Figure dataset records
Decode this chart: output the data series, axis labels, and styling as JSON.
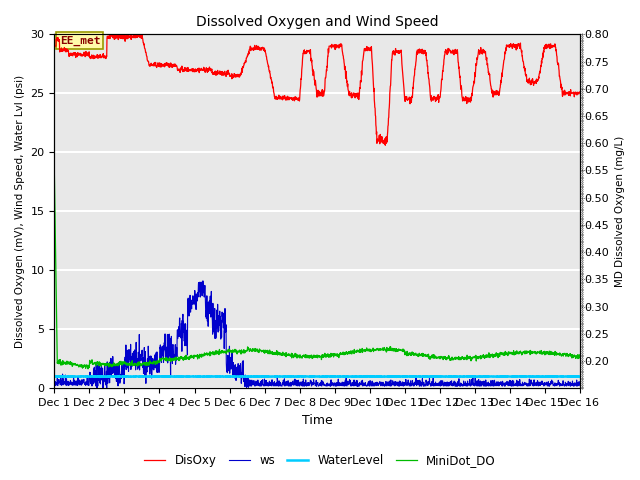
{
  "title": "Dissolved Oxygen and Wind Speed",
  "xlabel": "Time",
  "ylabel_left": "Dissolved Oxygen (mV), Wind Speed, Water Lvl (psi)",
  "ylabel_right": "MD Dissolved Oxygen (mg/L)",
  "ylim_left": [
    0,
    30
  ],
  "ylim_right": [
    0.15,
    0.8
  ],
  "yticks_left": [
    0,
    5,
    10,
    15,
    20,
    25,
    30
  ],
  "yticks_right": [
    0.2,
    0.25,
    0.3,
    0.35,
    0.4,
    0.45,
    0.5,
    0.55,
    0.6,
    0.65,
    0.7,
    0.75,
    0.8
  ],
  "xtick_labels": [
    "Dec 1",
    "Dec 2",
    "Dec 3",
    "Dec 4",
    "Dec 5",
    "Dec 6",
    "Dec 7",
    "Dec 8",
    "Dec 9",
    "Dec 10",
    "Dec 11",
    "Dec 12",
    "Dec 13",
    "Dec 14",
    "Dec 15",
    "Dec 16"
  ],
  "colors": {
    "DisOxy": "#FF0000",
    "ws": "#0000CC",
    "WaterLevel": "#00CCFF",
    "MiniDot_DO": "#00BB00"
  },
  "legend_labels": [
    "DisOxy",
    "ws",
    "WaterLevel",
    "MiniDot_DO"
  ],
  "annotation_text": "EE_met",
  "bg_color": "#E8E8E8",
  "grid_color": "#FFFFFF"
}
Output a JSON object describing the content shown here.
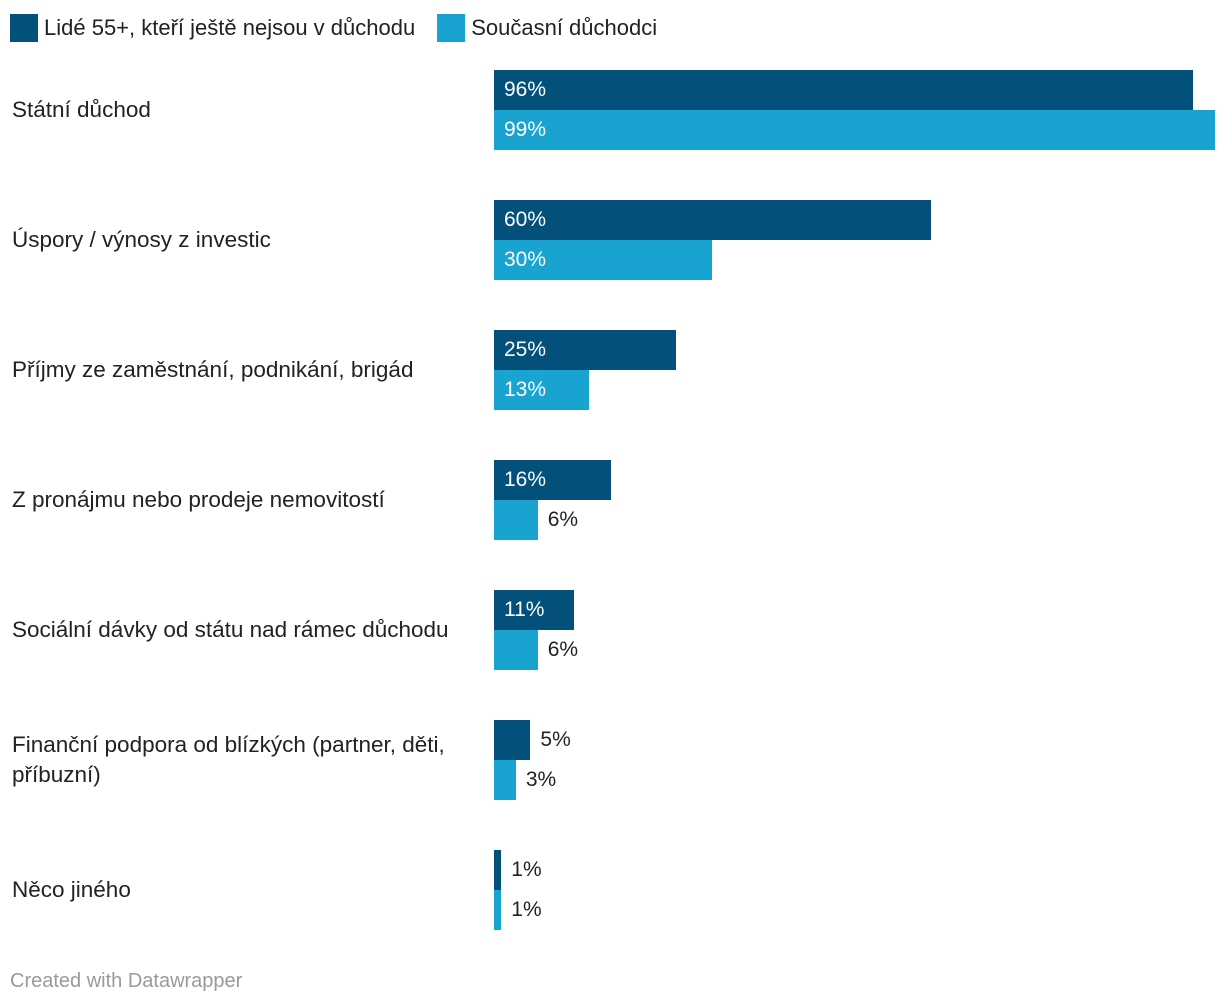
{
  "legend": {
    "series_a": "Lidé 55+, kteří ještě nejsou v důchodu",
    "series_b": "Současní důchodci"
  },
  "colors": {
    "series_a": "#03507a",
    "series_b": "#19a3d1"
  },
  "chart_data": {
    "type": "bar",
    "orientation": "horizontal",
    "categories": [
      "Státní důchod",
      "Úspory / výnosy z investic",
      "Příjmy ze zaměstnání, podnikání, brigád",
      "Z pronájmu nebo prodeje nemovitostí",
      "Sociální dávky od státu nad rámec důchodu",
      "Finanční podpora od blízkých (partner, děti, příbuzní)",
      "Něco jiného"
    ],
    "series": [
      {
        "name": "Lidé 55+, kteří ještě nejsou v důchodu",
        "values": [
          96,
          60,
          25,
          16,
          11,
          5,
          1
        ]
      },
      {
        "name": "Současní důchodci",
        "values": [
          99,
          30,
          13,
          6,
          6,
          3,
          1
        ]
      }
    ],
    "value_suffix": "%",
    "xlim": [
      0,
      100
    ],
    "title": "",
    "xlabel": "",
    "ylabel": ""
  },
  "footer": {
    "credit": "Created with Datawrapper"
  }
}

- Description of the task: Check each line above for the string "ještě" and show the ones that have it.

- Written response:
    "series_a": "Lidé 55+, kteří ještě nejsou v důchodu",
        "name": "Lidé 55+, kteří ještě nejsou v důchodu",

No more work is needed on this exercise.